= What is required =
Write out every entry exactly as it stands.

▬▬▬

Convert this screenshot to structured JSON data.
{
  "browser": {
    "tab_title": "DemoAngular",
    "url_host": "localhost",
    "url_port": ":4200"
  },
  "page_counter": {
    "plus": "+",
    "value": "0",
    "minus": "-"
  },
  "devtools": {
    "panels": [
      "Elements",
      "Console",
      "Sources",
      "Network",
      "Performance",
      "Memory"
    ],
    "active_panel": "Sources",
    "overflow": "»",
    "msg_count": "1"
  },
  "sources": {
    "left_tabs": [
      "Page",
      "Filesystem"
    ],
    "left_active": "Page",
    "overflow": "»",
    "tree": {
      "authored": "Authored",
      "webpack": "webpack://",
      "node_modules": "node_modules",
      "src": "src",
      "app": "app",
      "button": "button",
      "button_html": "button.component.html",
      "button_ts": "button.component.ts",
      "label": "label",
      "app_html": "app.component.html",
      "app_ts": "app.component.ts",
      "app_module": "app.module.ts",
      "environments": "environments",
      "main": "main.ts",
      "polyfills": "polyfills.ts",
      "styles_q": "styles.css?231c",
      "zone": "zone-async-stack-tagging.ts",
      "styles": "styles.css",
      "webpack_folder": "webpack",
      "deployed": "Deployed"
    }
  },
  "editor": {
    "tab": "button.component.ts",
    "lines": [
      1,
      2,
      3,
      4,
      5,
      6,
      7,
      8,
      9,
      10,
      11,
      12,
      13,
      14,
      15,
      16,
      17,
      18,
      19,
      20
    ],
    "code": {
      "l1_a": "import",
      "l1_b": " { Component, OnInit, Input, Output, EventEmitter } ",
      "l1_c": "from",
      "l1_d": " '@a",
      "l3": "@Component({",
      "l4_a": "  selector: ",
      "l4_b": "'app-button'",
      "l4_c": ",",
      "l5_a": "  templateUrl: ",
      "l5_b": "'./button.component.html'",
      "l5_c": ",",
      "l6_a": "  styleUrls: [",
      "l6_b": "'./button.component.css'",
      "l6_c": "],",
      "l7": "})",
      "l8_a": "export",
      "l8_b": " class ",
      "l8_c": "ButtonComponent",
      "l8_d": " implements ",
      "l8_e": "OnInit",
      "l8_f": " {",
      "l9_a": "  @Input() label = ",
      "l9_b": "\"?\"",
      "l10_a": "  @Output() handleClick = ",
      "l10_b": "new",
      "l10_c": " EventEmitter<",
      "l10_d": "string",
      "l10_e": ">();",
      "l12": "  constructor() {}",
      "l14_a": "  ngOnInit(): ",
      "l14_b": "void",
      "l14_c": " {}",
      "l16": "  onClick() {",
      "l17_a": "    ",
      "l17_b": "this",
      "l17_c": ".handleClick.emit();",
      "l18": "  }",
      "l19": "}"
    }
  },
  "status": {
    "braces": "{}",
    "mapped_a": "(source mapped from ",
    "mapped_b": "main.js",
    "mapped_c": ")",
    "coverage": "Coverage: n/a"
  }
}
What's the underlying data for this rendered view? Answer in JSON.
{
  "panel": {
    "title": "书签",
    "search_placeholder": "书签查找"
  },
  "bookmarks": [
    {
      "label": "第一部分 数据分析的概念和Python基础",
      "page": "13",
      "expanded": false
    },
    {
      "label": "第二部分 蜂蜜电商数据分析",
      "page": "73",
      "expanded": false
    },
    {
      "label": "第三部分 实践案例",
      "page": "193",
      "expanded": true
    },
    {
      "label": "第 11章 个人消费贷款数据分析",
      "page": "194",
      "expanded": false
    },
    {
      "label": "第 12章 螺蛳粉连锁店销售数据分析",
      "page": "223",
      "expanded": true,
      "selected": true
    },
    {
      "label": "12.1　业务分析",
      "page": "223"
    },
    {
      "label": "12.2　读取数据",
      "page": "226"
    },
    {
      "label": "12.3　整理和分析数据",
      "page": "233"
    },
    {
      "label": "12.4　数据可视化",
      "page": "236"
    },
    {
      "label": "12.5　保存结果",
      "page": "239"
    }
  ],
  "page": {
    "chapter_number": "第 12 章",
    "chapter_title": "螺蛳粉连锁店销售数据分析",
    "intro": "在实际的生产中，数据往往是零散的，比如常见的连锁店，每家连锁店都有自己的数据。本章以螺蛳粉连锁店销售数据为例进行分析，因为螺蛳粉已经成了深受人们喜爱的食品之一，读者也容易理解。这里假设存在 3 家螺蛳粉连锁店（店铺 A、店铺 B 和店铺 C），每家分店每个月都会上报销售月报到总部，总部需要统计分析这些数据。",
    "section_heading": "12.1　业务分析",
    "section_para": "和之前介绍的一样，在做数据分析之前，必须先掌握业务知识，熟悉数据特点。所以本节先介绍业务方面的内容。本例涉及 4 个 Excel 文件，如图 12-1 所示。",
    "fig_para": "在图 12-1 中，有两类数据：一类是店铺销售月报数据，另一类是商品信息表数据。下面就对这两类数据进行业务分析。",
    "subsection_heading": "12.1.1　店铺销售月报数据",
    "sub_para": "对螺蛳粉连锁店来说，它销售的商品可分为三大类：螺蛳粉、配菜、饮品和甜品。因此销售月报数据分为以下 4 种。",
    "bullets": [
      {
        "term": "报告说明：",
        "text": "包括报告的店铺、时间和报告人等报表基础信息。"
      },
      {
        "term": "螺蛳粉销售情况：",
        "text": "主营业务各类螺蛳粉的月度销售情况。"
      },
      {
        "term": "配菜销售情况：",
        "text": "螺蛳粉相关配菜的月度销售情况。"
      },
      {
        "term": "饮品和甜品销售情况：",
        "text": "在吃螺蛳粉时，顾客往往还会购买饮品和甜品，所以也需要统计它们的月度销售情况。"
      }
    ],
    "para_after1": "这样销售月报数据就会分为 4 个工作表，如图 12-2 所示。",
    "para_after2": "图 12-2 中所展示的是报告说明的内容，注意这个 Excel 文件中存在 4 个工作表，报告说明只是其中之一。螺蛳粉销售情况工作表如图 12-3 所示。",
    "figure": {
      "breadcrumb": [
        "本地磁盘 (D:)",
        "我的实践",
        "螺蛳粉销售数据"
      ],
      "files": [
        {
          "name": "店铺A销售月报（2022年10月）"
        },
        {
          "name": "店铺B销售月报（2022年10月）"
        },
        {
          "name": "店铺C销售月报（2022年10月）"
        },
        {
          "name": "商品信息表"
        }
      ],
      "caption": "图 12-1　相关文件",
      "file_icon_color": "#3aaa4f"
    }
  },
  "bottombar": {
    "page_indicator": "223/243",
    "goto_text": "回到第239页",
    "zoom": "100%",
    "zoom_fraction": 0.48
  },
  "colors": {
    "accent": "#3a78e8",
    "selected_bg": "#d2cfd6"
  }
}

▬▬▬

= Answer to the exercise =
Convert this screenshot to structured JSON data.
{
  "browser": {
    "tab_title": "DemoAngular",
    "url_host": "localhost",
    "url_port": ":4200"
  },
  "page_counter": {
    "plus": "+",
    "value": "0",
    "minus": "-"
  },
  "devtools": {
    "panels": [
      "Elements",
      "Console",
      "Sources",
      "Network",
      "Performance",
      "Memory"
    ],
    "active_panel": "Sources",
    "overflow": "»",
    "msg_count": "1"
  },
  "sources": {
    "left_tabs": [
      "Page",
      "Filesystem"
    ],
    "left_active": "Page",
    "overflow": "»",
    "tree": {
      "authored": "Authored",
      "webpack": "webpack://",
      "node_modules": "node_modules",
      "src": "src",
      "app": "app",
      "button": "button",
      "button_html": "button.component.html",
      "button_ts": "button.component.ts",
      "label": "label",
      "app_html": "app.component.html",
      "app_ts": "app.component.ts",
      "app_module": "app.module.ts",
      "environments": "environments",
      "main": "main.ts",
      "polyfills": "polyfills.ts",
      "styles_q": "styles.css?231c",
      "zone": "zone-async-stack-tagging.ts",
      "styles": "styles.css",
      "webpack_folder": "webpack",
      "deployed": "Deployed"
    }
  },
  "editor": {
    "tab": "button.component.ts",
    "lines": [
      1,
      2,
      3,
      4,
      5,
      6,
      7,
      8,
      9,
      10,
      11,
      12,
      13,
      14,
      15,
      16,
      17,
      18,
      19,
      20
    ],
    "code": {
      "l1_a": "import",
      "l1_b": " { Component, OnInit, Input, Output, EventEmitter } ",
      "l1_c": "from",
      "l1_d": " '@a",
      "l3": "@Component({",
      "l4_a": "  selector: ",
      "l4_b": "'app-button'",
      "l4_c": ",",
      "l5_a": "  templateUrl: ",
      "l5_b": "'./button.component.html'",
      "l5_c": ",",
      "l6_a": "  styleUrls: [",
      "l6_b": "'./button.component.css'",
      "l6_c": "],",
      "l7": "})",
      "l8_a": "export",
      "l8_b": " class ",
      "l8_c": "ButtonComponent",
      "l8_d": " implements ",
      "l8_e": "OnInit",
      "l8_f": " {",
      "l9_a": "  @Input() label = ",
      "l9_b": "\"?\"",
      "l10_a": "  @Output() handleClick = ",
      "l10_b": "new",
      "l10_c": " EventEmitter<",
      "l10_d": "string",
      "l10_e": ">();",
      "l12": "  constructor() {}",
      "l14_a": "  ngOnInit(): ",
      "l14_b": "void",
      "l14_c": " {}",
      "l16": "  onClick() {",
      "l17_a": "    ",
      "l17_b": "this",
      "l17_c": ".handleClick.emit();",
      "l18": "  }",
      "l19": "}"
    }
  },
  "status": {
    "braces": "{}",
    "mapped_a": "(source mapped from ",
    "mapped_b": "main.js",
    "mapped_c": ")",
    "coverage": "Coverage: n/a"
  }
}
What's the underlying data for this rendered view? Answer in JSON.
{
  "panel": {
    "title": "书签",
    "search_placeholder": "书签查找"
  },
  "bookmarks": [
    {
      "label": "第一部分 数据分析的概念和Python基础",
      "page": "13",
      "expanded": false
    },
    {
      "label": "第二部分 蜂蜜电商数据分析",
      "page": "73",
      "expanded": false
    },
    {
      "label": "第三部分 实践案例",
      "page": "193",
      "expanded": true
    },
    {
      "label": "第 11章 个人消费贷款数据分析",
      "page": "194",
      "expanded": false
    },
    {
      "label": "第 12章 螺蛳粉连锁店销售数据分析",
      "page": "223",
      "expanded": true,
      "selected": true
    },
    {
      "label": "12.1　业务分析",
      "page": "223"
    },
    {
      "label": "12.2　读取数据",
      "page": "226"
    },
    {
      "label": "12.3　整理和分析数据",
      "page": "233"
    },
    {
      "label": "12.4　数据可视化",
      "page": "236"
    },
    {
      "label": "12.5　保存结果",
      "page": "239"
    }
  ],
  "page": {
    "chapter_number": "第 12 章",
    "chapter_title": "螺蛳粉连锁店销售数据分析",
    "intro": "在实际的生产中，数据往往是零散的，比如常见的连锁店，每家连锁店都有自己的数据。本章以螺蛳粉连锁店销售数据为例进行分析，因为螺蛳粉已经成了深受人们喜爱的食品之一，读者也容易理解。这里假设存在 3 家螺蛳粉连锁店（店铺 A、店铺 B 和店铺 C），每家分店每个月都会上报销售月报到总部，总部需要统计分析这些数据。",
    "section_heading": "12.1　业务分析",
    "section_para": "和之前介绍的一样，在做数据分析之前，必须先掌握业务知识，熟悉数据特点。所以本节先介绍业务方面的内容。本例涉及 4 个 Excel 文件，如图 12-1 所示。",
    "fig_para": "在图 12-1 中，有两类数据：一类是店铺销售月报数据，另一类是商品信息表数据。下面就对这两类数据进行业务分析。",
    "subsection_heading": "12.1.1　店铺销售月报数据",
    "sub_para": "对螺蛳粉连锁店来说，它销售的商品可分为三大类：螺蛳粉、配菜、饮品和甜品。因此销售月报数据分为以下 4 种。",
    "bullets": [
      {
        "term": "报告说明：",
        "text": "包括报告的店铺、时间和报告人等报表基础信息。"
      },
      {
        "term": "螺蛳粉销售情况：",
        "text": "主营业务各类螺蛳粉的月度销售情况。"
      },
      {
        "term": "配菜销售情况：",
        "text": "螺蛳粉相关配菜的月度销售情况。"
      },
      {
        "term": "饮品和甜品销售情况：",
        "text": "在吃螺蛳粉时，顾客往往还会购买饮品和甜品，所以也需要统计它们的月度销售情况。"
      }
    ],
    "para_after1": "这样销售月报数据就会分为 4 个工作表，如图 12-2 所示。",
    "para_after2": "图 12-2 中所展示的是报告说明的内容，注意这个 Excel 文件中存在 4 个工作表，报告说明只是其中之一。螺蛳粉销售情况工作表如图 12-3 所示。",
    "figure": {
      "breadcrumb": [
        "本地磁盘 (D:)",
        "我的实践",
        "螺蛳粉销售数据"
      ],
      "files": [
        {
          "name": "店铺A销售月报（2022年10月）"
        },
        {
          "name": "店铺B销售月报（2022年10月）"
        },
        {
          "name": "店铺C销售月报（2022年10月）"
        },
        {
          "name": "商品信息表"
        }
      ],
      "caption": "图 12-1　相关文件",
      "file_icon_color": "#3aaa4f"
    }
  },
  "bottombar": {
    "page_indicator": "223/243",
    "goto_text": "回到第239页",
    "zoom": "100%",
    "zoom_fraction": 0.48
  },
  "colors": {
    "accent": "#3a78e8",
    "selected_bg": "#d2cfd6"
  }
}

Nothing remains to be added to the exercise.